----- TASK DATA -----

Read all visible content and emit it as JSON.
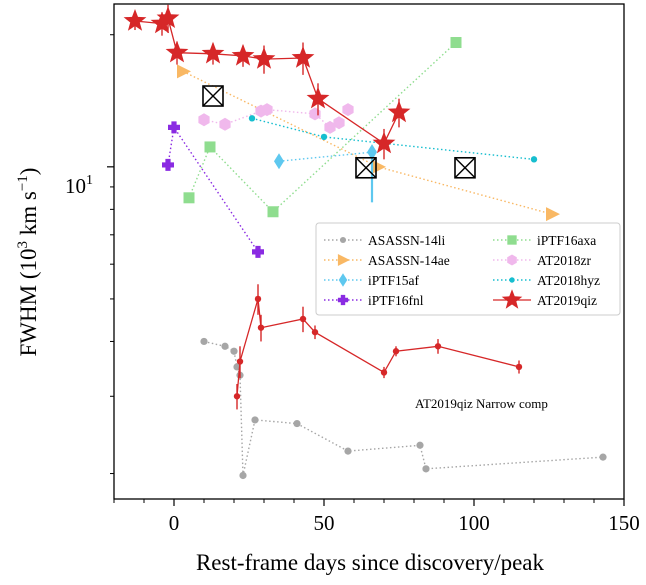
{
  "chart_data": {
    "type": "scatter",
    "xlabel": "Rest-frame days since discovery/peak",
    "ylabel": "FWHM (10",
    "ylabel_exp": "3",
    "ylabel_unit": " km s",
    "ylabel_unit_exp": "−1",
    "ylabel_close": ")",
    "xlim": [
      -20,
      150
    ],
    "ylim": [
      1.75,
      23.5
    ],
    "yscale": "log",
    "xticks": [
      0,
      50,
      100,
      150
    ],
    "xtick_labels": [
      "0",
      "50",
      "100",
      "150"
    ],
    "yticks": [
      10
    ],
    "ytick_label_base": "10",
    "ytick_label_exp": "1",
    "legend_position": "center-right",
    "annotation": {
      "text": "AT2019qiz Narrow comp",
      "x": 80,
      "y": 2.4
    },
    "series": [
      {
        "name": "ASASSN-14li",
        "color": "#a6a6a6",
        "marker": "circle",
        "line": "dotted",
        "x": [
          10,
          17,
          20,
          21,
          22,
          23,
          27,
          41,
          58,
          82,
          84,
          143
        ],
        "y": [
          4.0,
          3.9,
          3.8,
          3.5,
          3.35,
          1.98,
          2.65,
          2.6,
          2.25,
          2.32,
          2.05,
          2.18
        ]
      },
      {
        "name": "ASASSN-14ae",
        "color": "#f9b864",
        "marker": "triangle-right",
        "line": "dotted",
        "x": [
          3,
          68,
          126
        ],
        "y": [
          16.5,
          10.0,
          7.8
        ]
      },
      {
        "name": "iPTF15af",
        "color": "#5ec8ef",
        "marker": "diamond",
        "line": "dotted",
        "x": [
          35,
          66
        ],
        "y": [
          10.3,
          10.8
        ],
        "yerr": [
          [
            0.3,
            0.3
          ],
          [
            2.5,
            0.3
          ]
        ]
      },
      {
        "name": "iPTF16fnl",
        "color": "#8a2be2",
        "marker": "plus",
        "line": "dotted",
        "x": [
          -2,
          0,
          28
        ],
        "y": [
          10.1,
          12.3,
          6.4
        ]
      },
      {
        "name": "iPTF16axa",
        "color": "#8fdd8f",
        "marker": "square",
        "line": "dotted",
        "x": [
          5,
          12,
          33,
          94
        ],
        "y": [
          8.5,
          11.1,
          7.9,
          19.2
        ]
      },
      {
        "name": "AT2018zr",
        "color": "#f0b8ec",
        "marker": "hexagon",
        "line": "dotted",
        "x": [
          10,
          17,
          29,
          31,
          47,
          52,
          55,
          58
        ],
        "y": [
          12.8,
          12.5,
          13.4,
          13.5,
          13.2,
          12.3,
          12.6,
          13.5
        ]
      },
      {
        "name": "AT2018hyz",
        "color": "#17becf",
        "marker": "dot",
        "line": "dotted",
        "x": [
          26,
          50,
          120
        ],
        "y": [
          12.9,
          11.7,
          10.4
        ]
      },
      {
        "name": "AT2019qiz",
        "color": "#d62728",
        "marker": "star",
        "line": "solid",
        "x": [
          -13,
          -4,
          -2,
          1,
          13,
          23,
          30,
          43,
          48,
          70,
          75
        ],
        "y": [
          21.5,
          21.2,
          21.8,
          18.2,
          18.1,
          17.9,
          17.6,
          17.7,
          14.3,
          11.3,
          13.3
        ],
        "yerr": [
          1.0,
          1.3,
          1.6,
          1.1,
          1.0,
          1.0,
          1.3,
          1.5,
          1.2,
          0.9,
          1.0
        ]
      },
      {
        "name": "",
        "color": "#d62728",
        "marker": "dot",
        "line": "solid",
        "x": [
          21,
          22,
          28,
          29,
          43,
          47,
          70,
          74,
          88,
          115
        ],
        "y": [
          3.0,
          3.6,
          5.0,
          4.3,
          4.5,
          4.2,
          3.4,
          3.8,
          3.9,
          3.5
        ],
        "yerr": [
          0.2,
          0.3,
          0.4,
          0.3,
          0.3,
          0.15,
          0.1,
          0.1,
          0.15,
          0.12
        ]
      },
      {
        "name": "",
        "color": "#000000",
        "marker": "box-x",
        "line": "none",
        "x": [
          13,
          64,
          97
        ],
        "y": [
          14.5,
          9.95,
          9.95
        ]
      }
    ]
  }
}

-----
----- TASK DATA -----

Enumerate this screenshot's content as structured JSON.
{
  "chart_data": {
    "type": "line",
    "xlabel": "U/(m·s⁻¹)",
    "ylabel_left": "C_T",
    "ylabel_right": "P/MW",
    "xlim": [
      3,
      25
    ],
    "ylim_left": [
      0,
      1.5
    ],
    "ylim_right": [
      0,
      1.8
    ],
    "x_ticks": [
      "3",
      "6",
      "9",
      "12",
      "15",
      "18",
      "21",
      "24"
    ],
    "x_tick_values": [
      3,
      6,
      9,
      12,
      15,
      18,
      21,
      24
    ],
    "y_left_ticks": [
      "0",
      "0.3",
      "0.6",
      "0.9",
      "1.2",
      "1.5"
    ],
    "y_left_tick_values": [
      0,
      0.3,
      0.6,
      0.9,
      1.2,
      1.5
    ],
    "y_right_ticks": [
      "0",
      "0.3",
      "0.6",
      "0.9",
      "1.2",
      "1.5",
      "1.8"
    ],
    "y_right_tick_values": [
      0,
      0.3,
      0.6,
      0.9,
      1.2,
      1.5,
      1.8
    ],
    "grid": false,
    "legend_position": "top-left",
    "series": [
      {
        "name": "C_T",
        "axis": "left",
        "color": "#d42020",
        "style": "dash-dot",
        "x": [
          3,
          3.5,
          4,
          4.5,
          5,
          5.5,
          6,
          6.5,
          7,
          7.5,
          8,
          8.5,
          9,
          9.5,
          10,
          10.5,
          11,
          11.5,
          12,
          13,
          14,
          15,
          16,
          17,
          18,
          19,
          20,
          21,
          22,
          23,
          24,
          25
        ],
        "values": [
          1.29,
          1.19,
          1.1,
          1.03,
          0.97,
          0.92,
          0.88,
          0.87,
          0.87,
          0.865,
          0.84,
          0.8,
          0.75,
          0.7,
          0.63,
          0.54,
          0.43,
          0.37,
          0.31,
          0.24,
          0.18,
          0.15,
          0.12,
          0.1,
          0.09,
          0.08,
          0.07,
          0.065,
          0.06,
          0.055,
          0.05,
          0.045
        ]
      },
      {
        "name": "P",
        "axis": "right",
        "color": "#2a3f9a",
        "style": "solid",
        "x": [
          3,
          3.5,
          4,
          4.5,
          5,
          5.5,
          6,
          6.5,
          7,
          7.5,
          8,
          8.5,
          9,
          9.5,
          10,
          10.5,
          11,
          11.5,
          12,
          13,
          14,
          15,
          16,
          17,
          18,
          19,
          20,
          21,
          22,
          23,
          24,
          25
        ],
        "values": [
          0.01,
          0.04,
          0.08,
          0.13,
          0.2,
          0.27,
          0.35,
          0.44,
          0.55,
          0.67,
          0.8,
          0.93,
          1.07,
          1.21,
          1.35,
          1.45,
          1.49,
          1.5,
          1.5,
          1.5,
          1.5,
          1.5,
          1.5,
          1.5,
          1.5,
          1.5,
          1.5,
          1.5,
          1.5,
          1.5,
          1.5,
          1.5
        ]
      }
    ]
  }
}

-----

REQUIRED WORK: Out of the material above, select every line that holds the string "xlabel".

FINISHED EXERCISE:
    "xlabel": "Rest-frame days since discovery/peak",
    "xlabel": "U/(m·s⁻¹)",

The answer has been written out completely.